--- Start of MATERIALS PROVIDED ---

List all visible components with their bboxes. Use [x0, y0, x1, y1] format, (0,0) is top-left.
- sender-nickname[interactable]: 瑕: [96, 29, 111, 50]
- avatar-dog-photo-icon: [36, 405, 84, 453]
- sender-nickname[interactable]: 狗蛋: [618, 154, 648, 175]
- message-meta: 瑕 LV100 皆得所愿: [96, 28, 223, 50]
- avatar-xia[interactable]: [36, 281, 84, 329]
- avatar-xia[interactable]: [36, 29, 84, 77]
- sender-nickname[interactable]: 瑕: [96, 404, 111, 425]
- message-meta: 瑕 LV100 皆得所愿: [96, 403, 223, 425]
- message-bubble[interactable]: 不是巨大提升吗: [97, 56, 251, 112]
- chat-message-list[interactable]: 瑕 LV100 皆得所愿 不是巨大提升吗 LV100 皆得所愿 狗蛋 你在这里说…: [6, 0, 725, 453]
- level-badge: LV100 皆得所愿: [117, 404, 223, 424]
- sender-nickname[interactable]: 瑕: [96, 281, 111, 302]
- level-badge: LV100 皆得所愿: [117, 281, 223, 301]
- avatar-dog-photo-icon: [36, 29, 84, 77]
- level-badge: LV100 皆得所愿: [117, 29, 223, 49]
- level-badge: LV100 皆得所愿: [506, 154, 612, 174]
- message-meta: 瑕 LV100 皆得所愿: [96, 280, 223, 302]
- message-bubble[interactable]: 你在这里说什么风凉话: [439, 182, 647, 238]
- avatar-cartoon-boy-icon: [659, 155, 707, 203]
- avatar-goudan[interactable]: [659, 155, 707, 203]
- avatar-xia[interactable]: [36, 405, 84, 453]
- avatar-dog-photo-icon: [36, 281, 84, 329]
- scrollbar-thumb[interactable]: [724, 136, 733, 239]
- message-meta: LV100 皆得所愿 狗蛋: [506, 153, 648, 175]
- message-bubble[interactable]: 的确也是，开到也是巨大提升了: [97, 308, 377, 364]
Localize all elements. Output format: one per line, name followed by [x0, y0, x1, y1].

--- End of MATERIALS PROVIDED ---
--- Start of MATERIALS PROVIDED ---

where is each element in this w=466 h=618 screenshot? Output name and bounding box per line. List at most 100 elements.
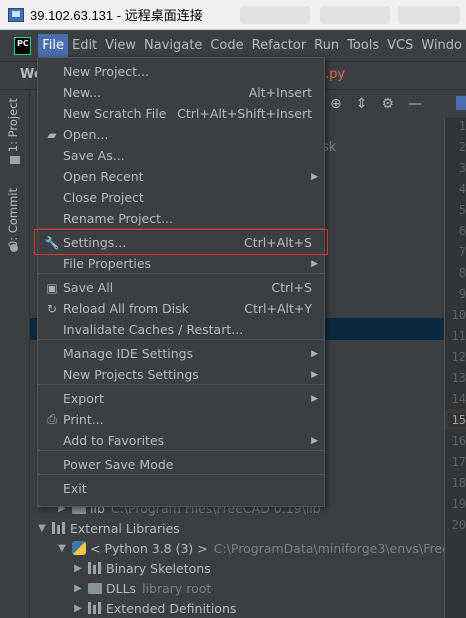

--- End of MATERIALS PROVIDED ---

#### [GIVEN TASK]
Rewrite everything from the line containing "List all visible" down to the line containing "- chat-message-list[interactable]: 瑕" in the records above, with "sender-nickname" renamed to "sender-name" and everything else unchanged. Give only those lines.

#### [FINAL ANSWER]
List all visible components with their bboxes. Use [x0, y0, x1, y1] format, (0,0) is top-left.
- sender-name[interactable]: 瑕: [96, 29, 111, 50]
- avatar-dog-photo-icon: [36, 405, 84, 453]
- sender-name[interactable]: 狗蛋: [618, 154, 648, 175]
- message-meta: 瑕 LV100 皆得所愿: [96, 28, 223, 50]
- avatar-xia[interactable]: [36, 281, 84, 329]
- avatar-xia[interactable]: [36, 29, 84, 77]
- sender-name[interactable]: 瑕: [96, 404, 111, 425]
- message-meta: 瑕 LV100 皆得所愿: [96, 403, 223, 425]
- message-bubble[interactable]: 不是巨大提升吗: [97, 56, 251, 112]
- chat-message-list[interactable]: 瑕 LV100 皆得所愿 不是巨大提升吗 LV100 皆得所愿 狗蛋 你在这里说…: [6, 0, 725, 453]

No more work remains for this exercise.